Rewrite the lines from the start of the records through the line holding "219, 522, 234]", inclusive, replacing "line-number" with "line-index" and leaving everything else unchanged.

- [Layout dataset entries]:
* * * * * * *
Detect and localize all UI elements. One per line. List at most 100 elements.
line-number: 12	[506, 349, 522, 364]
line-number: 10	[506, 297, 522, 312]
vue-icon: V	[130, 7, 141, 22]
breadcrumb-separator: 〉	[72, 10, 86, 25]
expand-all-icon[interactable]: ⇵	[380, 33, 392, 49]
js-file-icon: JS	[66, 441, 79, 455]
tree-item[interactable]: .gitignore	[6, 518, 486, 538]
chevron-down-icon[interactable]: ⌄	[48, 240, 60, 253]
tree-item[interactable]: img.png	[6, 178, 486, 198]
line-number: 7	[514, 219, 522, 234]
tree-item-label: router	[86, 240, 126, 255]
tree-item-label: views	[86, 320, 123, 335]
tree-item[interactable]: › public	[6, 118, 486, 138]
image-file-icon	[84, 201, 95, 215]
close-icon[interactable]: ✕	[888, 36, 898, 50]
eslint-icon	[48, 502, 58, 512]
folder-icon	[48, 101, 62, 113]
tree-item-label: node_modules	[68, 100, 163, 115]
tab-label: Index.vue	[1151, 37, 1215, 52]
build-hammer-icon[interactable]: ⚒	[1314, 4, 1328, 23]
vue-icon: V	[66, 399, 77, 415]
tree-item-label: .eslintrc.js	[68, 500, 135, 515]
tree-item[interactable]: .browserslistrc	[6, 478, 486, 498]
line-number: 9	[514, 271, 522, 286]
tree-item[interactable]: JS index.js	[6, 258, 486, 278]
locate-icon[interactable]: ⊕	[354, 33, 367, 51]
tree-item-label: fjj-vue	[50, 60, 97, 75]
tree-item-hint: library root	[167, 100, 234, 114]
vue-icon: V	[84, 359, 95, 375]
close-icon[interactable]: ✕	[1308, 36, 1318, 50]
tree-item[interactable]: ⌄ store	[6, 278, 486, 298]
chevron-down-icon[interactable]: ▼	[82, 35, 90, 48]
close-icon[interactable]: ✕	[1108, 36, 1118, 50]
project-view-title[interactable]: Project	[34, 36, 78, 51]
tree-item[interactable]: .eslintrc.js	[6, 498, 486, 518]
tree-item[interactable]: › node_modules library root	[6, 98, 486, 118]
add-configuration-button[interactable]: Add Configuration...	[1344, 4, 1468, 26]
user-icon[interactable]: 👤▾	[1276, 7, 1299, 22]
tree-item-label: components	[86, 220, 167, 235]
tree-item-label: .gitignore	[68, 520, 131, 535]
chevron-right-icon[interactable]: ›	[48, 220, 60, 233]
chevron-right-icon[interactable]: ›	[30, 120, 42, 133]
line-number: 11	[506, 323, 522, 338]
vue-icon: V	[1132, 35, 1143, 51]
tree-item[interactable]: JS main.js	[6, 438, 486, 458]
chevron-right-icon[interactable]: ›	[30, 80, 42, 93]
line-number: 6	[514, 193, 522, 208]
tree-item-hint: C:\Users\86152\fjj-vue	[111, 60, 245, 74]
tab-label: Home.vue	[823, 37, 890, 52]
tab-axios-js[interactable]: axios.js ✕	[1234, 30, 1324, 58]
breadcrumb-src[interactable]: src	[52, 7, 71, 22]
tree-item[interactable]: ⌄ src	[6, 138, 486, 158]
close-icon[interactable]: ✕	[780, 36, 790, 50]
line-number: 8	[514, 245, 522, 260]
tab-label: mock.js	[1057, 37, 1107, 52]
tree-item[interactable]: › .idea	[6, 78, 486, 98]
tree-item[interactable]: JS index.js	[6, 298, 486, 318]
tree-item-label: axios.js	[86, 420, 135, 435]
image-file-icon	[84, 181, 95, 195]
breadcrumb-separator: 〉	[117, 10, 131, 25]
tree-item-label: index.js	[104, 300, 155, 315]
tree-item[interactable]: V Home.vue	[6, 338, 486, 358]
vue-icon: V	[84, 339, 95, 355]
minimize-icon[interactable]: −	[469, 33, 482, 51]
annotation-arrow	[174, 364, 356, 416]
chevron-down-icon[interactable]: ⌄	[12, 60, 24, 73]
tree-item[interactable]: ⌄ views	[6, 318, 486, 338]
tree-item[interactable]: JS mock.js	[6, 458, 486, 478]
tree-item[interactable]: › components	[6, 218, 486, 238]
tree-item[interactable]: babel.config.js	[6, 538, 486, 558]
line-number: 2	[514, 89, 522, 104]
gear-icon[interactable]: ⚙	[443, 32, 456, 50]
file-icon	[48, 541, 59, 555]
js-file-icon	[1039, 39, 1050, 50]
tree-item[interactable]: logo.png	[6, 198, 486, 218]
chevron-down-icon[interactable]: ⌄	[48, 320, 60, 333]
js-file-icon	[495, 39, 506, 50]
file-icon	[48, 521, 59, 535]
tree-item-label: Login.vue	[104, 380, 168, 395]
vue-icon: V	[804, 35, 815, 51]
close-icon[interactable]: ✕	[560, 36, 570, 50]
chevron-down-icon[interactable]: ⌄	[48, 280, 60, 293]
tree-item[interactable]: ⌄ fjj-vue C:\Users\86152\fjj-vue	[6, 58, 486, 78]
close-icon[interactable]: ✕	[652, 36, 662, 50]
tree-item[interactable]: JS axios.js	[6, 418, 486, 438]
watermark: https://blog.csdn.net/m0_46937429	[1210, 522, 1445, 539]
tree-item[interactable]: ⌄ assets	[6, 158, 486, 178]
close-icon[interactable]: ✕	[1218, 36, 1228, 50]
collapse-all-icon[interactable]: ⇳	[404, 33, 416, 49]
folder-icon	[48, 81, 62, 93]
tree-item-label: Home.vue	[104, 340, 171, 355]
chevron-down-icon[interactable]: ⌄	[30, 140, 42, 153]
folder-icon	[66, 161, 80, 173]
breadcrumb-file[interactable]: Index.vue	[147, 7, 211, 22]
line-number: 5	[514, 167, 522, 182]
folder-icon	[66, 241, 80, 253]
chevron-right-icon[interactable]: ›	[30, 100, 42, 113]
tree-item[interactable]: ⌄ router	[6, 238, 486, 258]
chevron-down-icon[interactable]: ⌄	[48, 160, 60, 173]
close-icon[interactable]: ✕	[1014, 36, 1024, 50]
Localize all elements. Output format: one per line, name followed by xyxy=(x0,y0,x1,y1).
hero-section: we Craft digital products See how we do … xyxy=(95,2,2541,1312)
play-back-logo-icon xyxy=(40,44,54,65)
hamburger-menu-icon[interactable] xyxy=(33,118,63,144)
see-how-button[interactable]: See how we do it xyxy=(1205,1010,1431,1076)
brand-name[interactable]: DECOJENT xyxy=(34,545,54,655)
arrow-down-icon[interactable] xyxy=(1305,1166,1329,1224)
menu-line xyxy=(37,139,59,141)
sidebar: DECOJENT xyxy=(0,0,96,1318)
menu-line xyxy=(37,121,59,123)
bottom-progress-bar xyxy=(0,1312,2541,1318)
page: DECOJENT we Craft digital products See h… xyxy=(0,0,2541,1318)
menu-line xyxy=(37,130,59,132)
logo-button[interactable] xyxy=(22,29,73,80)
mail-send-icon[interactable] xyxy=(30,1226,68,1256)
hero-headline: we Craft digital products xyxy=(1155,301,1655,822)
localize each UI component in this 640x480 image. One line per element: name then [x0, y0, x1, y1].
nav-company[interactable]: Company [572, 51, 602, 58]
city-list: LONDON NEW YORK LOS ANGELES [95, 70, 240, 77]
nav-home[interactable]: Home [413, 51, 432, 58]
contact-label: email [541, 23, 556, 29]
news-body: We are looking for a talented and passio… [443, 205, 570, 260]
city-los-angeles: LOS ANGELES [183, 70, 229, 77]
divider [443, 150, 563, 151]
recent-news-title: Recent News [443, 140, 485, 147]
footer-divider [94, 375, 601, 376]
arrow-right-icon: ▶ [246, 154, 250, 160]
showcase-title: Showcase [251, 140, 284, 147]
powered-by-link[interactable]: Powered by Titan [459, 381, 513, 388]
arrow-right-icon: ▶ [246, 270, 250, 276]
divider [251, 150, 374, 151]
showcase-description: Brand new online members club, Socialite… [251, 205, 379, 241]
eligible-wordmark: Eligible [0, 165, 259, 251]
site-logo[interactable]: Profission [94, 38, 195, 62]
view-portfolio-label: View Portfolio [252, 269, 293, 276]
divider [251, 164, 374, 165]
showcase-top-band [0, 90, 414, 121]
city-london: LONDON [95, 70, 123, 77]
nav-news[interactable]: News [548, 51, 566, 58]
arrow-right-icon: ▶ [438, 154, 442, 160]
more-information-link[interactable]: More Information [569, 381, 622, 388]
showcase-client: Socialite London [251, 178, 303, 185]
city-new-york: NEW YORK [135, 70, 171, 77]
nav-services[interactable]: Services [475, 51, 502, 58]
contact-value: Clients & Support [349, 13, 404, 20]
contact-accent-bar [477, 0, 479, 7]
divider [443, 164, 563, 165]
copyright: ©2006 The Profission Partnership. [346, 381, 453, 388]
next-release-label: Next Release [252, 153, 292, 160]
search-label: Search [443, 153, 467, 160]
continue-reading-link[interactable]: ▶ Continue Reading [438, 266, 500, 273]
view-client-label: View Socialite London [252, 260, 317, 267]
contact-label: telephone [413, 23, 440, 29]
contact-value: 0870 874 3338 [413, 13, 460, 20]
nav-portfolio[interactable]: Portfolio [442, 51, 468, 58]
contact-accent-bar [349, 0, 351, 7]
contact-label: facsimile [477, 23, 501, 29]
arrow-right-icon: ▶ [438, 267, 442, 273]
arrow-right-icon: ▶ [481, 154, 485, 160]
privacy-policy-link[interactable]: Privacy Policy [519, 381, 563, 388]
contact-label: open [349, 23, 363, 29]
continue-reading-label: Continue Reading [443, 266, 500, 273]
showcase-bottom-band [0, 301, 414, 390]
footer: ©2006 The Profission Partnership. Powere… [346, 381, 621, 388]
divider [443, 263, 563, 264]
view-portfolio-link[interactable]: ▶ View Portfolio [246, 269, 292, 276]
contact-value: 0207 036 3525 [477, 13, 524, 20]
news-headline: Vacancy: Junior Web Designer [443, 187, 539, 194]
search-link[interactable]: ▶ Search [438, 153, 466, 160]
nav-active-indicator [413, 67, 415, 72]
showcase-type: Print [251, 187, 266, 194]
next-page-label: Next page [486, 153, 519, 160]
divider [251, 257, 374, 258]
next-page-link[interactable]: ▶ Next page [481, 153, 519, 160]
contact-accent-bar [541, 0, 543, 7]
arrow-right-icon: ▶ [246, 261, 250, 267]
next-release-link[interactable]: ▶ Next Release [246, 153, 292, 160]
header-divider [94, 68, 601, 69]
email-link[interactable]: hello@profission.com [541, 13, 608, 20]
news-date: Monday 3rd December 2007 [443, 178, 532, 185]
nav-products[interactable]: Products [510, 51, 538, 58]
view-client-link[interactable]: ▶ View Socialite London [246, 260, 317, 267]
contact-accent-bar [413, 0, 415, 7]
* * * * * * *
- [Solution to this problem]:
Detect and localize all UI elements. One per line. List at most 100 elements.
line-index: 12	[506, 349, 522, 364]
line-index: 10	[506, 297, 522, 312]
vue-icon: V	[130, 7, 141, 22]
breadcrumb-separator: 〉	[72, 10, 86, 25]
expand-all-icon[interactable]: ⇵	[380, 33, 392, 49]
js-file-icon: JS	[66, 441, 79, 455]
tree-item[interactable]: .gitignore	[6, 518, 486, 538]
chevron-down-icon[interactable]: ⌄	[48, 240, 60, 253]
tree-item[interactable]: img.png	[6, 178, 486, 198]
line-index: 7	[514, 219, 522, 234]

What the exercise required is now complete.